- **REQUIRED WORK**:
Look through the material below. Copy each line that contains the string "text".

# START OF STORED RECORDS

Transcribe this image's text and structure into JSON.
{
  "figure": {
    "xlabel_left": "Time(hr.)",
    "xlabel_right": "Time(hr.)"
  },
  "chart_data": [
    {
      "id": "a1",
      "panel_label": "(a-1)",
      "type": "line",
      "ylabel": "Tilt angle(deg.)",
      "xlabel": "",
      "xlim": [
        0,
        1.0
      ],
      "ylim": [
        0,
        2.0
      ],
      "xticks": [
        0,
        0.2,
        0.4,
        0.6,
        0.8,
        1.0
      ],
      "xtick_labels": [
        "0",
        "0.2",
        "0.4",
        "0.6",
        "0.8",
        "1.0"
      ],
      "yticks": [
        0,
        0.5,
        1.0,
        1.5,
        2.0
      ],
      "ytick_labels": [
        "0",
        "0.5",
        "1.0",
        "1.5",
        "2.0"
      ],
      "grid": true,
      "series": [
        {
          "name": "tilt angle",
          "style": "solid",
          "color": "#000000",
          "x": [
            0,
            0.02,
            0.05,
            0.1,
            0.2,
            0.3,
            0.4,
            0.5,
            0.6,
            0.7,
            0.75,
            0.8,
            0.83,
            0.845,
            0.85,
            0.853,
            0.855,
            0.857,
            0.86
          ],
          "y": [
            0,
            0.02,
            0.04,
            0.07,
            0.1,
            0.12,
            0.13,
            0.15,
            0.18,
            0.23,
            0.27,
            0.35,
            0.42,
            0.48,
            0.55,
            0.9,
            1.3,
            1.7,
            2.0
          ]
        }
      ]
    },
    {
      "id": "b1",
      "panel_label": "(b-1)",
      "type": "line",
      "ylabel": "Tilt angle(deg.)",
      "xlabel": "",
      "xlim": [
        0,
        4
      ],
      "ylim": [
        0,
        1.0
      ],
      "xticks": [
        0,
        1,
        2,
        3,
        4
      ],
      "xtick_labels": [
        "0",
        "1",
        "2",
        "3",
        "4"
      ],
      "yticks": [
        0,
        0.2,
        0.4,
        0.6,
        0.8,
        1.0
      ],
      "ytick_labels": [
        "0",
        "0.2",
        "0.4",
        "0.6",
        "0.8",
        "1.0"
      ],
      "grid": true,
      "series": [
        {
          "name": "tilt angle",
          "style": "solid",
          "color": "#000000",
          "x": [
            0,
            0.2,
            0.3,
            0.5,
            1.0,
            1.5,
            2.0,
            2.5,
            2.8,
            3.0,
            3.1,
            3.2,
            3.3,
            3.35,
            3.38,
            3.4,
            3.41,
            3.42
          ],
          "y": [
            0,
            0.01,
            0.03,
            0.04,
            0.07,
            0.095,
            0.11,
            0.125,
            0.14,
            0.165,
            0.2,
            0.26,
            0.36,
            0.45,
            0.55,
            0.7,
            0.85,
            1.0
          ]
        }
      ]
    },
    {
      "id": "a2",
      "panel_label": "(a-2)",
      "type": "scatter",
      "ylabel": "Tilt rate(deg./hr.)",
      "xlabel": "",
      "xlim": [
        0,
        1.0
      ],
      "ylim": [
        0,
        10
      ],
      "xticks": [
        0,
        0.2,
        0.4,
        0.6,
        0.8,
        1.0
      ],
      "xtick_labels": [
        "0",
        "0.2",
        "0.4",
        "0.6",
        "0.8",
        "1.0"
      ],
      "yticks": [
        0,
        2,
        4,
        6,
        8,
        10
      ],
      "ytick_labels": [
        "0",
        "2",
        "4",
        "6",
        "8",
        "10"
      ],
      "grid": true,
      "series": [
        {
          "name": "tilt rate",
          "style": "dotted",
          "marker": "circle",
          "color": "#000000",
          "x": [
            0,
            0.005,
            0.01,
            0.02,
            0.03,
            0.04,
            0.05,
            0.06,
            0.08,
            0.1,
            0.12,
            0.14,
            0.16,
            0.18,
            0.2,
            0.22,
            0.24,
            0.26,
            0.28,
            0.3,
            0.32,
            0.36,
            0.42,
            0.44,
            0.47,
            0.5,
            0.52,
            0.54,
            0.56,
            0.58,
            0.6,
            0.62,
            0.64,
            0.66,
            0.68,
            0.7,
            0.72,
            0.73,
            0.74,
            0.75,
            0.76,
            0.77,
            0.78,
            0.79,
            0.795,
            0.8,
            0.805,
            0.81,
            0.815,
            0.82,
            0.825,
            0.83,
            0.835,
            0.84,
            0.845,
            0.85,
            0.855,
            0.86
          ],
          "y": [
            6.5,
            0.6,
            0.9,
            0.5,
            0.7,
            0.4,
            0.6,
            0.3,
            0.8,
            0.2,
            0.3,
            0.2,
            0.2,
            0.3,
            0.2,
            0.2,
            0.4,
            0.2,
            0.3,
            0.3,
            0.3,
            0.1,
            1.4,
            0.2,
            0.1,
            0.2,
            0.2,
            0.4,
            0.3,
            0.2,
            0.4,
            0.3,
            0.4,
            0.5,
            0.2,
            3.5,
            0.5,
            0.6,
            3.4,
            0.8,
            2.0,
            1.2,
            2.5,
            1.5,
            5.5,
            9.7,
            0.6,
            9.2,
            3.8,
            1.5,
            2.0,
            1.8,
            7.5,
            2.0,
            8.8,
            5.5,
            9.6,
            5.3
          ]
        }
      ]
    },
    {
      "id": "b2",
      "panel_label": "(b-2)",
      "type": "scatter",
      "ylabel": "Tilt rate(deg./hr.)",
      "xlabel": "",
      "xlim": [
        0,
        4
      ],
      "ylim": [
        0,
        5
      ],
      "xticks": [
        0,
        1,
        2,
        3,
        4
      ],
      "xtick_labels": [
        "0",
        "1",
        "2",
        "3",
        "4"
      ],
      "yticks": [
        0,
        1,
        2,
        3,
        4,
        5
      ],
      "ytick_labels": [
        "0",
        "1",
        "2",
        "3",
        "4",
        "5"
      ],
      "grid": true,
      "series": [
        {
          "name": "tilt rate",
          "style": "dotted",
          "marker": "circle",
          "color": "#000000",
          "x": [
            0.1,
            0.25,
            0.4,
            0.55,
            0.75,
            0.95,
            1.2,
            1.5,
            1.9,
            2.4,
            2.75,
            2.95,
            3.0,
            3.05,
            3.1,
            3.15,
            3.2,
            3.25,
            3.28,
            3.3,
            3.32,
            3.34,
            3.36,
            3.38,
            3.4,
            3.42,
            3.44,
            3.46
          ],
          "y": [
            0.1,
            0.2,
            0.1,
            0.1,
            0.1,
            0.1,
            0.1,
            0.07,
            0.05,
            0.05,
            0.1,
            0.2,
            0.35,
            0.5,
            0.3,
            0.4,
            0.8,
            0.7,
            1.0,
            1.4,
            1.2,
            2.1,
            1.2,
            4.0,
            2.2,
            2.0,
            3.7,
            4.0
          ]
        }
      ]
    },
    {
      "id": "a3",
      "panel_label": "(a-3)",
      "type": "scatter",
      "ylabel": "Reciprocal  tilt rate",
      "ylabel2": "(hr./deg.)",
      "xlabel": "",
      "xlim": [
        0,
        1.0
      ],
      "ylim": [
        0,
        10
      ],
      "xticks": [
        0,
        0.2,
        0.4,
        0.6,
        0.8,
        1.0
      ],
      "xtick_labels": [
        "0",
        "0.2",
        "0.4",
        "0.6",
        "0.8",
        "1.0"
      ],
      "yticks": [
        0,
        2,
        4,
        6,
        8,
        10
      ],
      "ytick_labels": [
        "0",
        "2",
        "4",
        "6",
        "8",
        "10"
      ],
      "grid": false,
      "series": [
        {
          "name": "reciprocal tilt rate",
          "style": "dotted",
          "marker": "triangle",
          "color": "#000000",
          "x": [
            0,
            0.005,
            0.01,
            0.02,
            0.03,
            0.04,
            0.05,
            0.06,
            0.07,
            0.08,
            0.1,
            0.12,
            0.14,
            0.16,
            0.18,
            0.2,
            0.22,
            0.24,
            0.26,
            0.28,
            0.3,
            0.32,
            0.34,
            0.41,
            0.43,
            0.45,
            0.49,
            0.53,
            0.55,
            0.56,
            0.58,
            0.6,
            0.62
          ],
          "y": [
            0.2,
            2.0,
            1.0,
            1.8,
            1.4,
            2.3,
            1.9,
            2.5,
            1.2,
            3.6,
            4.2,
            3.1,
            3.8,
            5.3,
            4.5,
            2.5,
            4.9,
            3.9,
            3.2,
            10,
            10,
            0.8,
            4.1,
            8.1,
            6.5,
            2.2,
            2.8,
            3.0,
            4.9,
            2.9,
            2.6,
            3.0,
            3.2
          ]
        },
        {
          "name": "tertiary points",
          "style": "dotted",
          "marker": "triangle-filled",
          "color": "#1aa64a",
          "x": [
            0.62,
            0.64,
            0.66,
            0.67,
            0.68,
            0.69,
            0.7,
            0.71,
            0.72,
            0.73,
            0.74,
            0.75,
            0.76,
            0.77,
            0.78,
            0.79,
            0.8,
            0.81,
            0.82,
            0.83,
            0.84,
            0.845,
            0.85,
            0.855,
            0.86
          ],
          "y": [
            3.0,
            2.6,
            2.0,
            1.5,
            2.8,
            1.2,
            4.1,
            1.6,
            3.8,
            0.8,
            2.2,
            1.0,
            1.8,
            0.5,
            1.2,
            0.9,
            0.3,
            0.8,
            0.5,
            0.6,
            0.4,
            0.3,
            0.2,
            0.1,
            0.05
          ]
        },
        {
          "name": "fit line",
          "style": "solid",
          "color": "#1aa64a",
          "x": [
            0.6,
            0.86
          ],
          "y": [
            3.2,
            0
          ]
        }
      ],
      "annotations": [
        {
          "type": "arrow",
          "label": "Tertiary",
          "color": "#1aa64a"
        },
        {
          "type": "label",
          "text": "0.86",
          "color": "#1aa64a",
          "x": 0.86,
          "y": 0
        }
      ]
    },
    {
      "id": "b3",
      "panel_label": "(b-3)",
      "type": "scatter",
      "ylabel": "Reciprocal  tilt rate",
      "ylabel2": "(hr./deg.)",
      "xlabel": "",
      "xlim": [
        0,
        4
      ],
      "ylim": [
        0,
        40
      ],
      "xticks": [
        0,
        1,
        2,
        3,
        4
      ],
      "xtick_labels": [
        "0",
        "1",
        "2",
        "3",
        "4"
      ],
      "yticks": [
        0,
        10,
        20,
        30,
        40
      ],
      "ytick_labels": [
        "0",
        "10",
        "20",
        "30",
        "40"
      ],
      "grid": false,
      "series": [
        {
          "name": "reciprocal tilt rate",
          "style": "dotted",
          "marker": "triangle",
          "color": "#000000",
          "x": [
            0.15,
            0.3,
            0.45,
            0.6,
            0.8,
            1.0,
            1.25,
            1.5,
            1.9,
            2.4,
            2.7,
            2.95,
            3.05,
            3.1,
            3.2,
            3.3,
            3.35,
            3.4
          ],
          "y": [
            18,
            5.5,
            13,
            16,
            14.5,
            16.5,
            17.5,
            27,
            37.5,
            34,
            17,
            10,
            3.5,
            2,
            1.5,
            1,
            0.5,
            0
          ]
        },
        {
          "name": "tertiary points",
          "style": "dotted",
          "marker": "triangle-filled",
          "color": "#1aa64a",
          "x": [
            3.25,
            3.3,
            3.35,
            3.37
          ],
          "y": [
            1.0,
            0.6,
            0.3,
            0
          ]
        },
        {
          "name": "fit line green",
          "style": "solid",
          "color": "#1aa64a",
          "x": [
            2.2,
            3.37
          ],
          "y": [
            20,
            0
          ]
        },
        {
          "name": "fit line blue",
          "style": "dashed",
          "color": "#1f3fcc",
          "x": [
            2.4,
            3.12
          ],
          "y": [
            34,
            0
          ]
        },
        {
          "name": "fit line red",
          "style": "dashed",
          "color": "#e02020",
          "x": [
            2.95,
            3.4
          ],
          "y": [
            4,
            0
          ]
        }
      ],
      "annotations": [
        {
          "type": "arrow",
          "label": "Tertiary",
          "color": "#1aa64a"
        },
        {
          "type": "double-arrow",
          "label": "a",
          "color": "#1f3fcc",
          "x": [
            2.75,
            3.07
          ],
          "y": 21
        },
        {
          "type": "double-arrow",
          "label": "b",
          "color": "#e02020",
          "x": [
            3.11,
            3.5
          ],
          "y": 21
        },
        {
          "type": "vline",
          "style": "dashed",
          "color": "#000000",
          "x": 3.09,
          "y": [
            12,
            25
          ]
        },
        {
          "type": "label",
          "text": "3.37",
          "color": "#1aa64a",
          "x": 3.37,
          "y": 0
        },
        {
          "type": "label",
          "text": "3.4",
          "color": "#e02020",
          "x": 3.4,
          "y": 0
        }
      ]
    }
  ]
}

# END OF STORED RECORDS

- **RESPONSE**:
Transcribe this image's text and structure into JSON.
          "text": "0.86",
          "text": "3.37",
          "text": "3.4",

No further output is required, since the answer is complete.